Stated exercise: Output the records. Match them exactly.

START Stored rows

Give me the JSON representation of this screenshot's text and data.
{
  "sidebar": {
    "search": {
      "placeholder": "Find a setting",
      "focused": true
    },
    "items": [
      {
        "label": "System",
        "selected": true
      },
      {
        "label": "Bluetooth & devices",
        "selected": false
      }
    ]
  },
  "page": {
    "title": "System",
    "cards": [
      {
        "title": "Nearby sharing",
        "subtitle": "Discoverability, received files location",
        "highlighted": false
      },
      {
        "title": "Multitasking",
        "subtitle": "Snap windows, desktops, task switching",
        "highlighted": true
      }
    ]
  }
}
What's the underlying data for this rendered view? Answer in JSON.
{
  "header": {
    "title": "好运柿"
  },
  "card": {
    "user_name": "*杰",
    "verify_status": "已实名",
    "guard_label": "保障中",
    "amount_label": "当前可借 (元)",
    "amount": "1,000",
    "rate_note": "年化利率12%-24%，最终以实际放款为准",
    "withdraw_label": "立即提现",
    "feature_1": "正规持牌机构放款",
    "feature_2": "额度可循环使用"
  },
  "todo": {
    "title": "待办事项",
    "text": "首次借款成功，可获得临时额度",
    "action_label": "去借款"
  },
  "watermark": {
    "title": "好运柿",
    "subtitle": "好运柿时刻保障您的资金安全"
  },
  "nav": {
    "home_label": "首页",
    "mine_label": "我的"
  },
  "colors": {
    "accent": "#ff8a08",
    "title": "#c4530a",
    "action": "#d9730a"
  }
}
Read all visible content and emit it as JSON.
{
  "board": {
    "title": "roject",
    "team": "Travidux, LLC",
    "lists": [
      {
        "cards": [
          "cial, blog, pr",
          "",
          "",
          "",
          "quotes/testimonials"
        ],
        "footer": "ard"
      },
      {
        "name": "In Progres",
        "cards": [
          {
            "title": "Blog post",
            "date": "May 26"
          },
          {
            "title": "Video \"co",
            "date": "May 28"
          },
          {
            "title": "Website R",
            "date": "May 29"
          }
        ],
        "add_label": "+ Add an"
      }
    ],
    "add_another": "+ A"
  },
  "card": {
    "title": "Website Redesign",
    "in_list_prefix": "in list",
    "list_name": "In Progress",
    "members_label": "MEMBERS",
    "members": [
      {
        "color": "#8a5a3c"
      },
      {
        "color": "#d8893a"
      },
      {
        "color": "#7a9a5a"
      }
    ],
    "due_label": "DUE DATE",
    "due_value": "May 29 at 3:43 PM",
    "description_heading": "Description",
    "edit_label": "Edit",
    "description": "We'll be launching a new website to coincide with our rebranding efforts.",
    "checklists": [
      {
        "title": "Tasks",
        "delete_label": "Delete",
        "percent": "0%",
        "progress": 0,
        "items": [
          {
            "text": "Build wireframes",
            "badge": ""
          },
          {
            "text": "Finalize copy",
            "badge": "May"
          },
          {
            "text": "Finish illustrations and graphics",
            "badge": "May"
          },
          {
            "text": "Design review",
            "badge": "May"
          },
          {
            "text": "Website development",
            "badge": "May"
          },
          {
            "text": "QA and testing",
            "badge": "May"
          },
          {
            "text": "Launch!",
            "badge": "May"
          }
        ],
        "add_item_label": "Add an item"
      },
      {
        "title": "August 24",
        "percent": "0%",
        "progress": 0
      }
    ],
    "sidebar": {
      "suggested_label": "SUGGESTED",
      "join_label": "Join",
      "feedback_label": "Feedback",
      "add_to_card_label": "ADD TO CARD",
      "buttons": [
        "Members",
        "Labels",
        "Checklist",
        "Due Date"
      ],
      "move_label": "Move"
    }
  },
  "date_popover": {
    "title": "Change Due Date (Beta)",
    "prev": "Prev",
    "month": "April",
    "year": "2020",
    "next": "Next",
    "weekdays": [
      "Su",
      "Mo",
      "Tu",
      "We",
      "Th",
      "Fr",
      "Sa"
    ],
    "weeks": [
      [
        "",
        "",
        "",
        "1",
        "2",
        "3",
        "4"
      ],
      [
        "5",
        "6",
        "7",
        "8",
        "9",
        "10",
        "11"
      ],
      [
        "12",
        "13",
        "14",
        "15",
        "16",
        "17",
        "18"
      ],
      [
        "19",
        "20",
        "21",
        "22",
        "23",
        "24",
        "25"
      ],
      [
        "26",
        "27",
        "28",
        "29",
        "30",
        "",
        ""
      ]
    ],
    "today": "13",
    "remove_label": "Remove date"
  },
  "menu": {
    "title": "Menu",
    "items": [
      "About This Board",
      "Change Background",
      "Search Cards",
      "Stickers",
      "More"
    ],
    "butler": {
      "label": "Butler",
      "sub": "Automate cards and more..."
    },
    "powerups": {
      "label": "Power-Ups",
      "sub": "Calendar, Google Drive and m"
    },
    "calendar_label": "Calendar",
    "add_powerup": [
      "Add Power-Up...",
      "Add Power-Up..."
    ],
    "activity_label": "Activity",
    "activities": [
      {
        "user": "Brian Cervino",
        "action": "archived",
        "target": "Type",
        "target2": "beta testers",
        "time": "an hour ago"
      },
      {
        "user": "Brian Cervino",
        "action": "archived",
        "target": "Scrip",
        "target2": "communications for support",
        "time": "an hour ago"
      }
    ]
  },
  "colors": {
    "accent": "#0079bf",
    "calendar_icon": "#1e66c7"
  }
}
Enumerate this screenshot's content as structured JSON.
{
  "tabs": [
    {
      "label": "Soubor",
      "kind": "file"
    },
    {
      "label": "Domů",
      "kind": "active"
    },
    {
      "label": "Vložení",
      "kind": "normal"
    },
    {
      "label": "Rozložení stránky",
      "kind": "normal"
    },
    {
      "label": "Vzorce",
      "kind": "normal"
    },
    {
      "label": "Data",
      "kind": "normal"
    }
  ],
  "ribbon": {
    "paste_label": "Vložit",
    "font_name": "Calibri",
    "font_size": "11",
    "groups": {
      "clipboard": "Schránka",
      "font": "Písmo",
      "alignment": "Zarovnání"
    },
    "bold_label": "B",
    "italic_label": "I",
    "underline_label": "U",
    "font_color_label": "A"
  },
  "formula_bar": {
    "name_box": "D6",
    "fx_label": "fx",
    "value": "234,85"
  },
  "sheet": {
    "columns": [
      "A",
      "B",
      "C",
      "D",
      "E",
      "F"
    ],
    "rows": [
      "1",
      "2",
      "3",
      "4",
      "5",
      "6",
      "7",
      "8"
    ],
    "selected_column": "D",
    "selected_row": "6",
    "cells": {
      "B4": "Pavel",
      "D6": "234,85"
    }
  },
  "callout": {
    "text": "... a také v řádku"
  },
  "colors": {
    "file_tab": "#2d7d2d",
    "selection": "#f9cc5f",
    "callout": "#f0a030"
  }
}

END Stored rows

Task answer:
Give me the JSON representation of this screenshot's text and data.
{
  "sidebar": {
    "search": {
      "placeholder": "Find a setting",
      "focused": true
    },
    "items": [
      {
        "label": "System",
        "selected": true
      },
      {
        "label": "Bluetooth & devices",
        "selected": false
      }
    ]
  },
  "page": {
    "title": "System",
    "cards": [
      {
        "title": "Nearby sharing",
        "subtitle": "Discoverability, received files location",
        "highlighted": false
      },
      {
        "title": "Multitasking",
        "subtitle": "Snap windows, desktops, task switching",
        "highlighted": true
      }
    ]
  }
}
What's the underlying data for this rendered view? Answer in JSON.
{
  "header": {
    "title": "好运柿"
  },
  "card": {
    "user_name": "*杰",
    "verify_status": "已实名",
    "guard_label": "保障中",
    "amount_label": "当前可借 (元)",
    "amount": "1,000",
    "rate_note": "年化利率12%-24%，最终以实际放款为准",
    "withdraw_label": "立即提现",
    "feature_1": "正规持牌机构放款",
    "feature_2": "额度可循环使用"
  },
  "todo": {
    "title": "待办事项",
    "text": "首次借款成功，可获得临时额度",
    "action_label": "去借款"
  },
  "watermark": {
    "title": "好运柿",
    "subtitle": "好运柿时刻保障您的资金安全"
  },
  "nav": {
    "home_label": "首页",
    "mine_label": "我的"
  },
  "colors": {
    "accent": "#ff8a08",
    "title": "#c4530a",
    "action": "#d9730a"
  }
}
Read all visible content and emit it as JSON.
{
  "board": {
    "title": "roject",
    "team": "Travidux, LLC",
    "lists": [
      {
        "cards": [
          "cial, blog, pr",
          "",
          "",
          "",
          "quotes/testimonials"
        ],
        "footer": "ard"
      },
      {
        "name": "In Progres",
        "cards": [
          {
            "title": "Blog post",
            "date": "May 26"
          },
          {
            "title": "Video \"co",
            "date": "May 28"
          },
          {
            "title": "Website R",
            "date": "May 29"
          }
        ],
        "add_label": "+ Add an"
      }
    ],
    "add_another": "+ A"
  },
  "card": {
    "title": "Website Redesign",
    "in_list_prefix": "in list",
    "list_name": "In Progress",
    "members_label": "MEMBERS",
    "members": [
      {
        "color": "#8a5a3c"
      },
      {
        "color": "#d8893a"
      },
      {
        "color": "#7a9a5a"
      }
    ],
    "due_label": "DUE DATE",
    "due_value": "May 29 at 3:43 PM",
    "description_heading": "Description",
    "edit_label": "Edit",
    "description": "We'll be launching a new website to coincide with our rebranding efforts.",
    "checklists": [
      {
        "title": "Tasks",
        "delete_label": "Delete",
        "percent": "0%",
        "progress": 0,
        "items": [
          {
            "text": "Build wireframes",
            "badge": ""
          },
          {
            "text": "Finalize copy",
            "badge": "May"
          },
          {
            "text": "Finish illustrations and graphics",
            "badge": "May"
          },
          {
            "text": "Design review",
            "badge": "May"
          },
          {
            "text": "Website development",
            "badge": "May"
          },
          {
            "text": "QA and testing",
            "badge": "May"
          },
          {
            "text": "Launch!",
            "badge": "May"
          }
        ],
        "add_item_label": "Add an item"
      },
      {
        "title": "August 24",
        "percent": "0%",
        "progress": 0
      }
    ],
    "sidebar": {
      "suggested_label": "SUGGESTED",
      "join_label": "Join",
      "feedback_label": "Feedback",
      "add_to_card_label": "ADD TO CARD",
      "buttons": [
        "Members",
        "Labels",
        "Checklist",
        "Due Date"
      ],
      "move_label": "Move"
    }
  },
  "date_popover": {
    "title": "Change Due Date (Beta)",
    "prev": "Prev",
    "month": "April",
    "year": "2020",
    "next": "Next",
    "weekdays": [
      "Su",
      "Mo",
      "Tu",
      "We",
      "Th",
      "Fr",
      "Sa"
    ],
    "weeks": [
      [
        "",
        "",
        "",
        "1",
        "2",
        "3",
        "4"
      ],
      [
        "5",
        "6",
        "7",
        "8",
        "9",
        "10",
        "11"
      ],
      [
        "12",
        "13",
        "14",
        "15",
        "16",
        "17",
        "18"
      ],
      [
        "19",
        "20",
        "21",
        "22",
        "23",
        "24",
        "25"
      ],
      [
        "26",
        "27",
        "28",
        "29",
        "30",
        "",
        ""
      ]
    ],
    "today": "13",
    "remove_label": "Remove date"
  },
  "menu": {
    "title": "Menu",
    "items": [
      "About This Board",
      "Change Background",
      "Search Cards",
      "Stickers",
      "More"
    ],
    "butler": {
      "label": "Butler",
      "sub": "Automate cards and more..."
    },
    "powerups": {
      "label": "Power-Ups",
      "sub": "Calendar, Google Drive and m"
    },
    "calendar_label": "Calendar",
    "add_powerup": [
      "Add Power-Up...",
      "Add Power-Up..."
    ],
    "activity_label": "Activity",
    "activities": [
      {
        "user": "Brian Cervino",
        "action": "archived",
        "target": "Type",
        "target2": "beta testers",
        "time": "an hour ago"
      },
      {
        "user": "Brian Cervino",
        "action": "archived",
        "target": "Scrip",
        "target2": "communications for support",
        "time": "an hour ago"
      }
    ]
  },
  "colors": {
    "accent": "#0079bf",
    "calendar_icon": "#1e66c7"
  }
}
Enumerate this screenshot's content as structured JSON.
{
  "tabs": [
    {
      "label": "Soubor",
      "kind": "file"
    },
    {
      "label": "Domů",
      "kind": "active"
    },
    {
      "label": "Vložení",
      "kind": "normal"
    },
    {
      "label": "Rozložení stránky",
      "kind": "normal"
    },
    {
      "label": "Vzorce",
      "kind": "normal"
    },
    {
      "label": "Data",
      "kind": "normal"
    }
  ],
  "ribbon": {
    "paste_label": "Vložit",
    "font_name": "Calibri",
    "font_size": "11",
    "groups": {
      "clipboard": "Schránka",
      "font": "Písmo",
      "alignment": "Zarovnání"
    },
    "bold_label": "B",
    "italic_label": "I",
    "underline_label": "U",
    "font_color_label": "A"
  },
  "formula_bar": {
    "name_box": "D6",
    "fx_label": "fx",
    "value": "234,85"
  },
  "sheet": {
    "columns": [
      "A",
      "B",
      "C",
      "D",
      "E",
      "F"
    ],
    "rows": [
      "1",
      "2",
      "3",
      "4",
      "5",
      "6",
      "7",
      "8"
    ],
    "selected_column": "D",
    "selected_row": "6",
    "cells": {
      "B4": "Pavel",
      "D6": "234,85"
    }
  },
  "callout": {
    "text": "... a také v řádku"
  },
  "colors": {
    "file_tab": "#2d7d2d",
    "selection": "#f9cc5f",
    "callout": "#f0a030"
  }
}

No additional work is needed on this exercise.